[Dataset listings of figures]
· · · ·

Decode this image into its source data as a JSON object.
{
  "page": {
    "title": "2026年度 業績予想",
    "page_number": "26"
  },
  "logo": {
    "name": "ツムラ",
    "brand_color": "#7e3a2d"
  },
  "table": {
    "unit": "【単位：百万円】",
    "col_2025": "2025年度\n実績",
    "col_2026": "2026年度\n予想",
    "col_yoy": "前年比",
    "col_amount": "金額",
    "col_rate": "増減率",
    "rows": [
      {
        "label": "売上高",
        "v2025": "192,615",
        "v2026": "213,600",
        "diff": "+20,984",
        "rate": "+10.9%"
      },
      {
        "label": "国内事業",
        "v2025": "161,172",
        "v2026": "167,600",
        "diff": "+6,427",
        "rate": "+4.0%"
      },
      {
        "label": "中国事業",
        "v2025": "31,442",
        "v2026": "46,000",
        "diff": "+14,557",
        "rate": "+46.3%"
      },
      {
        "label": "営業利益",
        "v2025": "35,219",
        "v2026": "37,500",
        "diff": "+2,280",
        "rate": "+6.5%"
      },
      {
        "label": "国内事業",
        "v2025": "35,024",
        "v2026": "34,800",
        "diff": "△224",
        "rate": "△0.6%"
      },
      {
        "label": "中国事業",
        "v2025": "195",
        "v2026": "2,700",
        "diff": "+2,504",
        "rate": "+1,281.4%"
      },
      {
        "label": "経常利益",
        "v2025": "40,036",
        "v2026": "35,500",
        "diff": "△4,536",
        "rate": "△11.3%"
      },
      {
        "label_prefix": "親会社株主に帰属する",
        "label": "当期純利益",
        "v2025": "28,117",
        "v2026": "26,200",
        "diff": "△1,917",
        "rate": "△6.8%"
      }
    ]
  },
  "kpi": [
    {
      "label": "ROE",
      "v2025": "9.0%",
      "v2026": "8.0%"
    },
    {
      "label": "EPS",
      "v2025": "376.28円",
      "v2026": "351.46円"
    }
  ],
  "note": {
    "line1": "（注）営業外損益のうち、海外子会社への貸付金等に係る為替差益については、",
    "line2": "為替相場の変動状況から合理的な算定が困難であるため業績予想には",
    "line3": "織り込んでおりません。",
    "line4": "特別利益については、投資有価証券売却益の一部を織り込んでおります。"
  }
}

· · · ·

**Given exercise:**
Identify the lines that hold the word "diff". Copy every one of them.

**Exercise solution:**
        "diff": "+20,984",
        "diff": "+6,427",
        "diff": "+14,557",
        "diff": "+2,280",
        "diff": "△224",
        "diff": "+2,504",
        "diff": "△4,536",
        "diff": "△1,917",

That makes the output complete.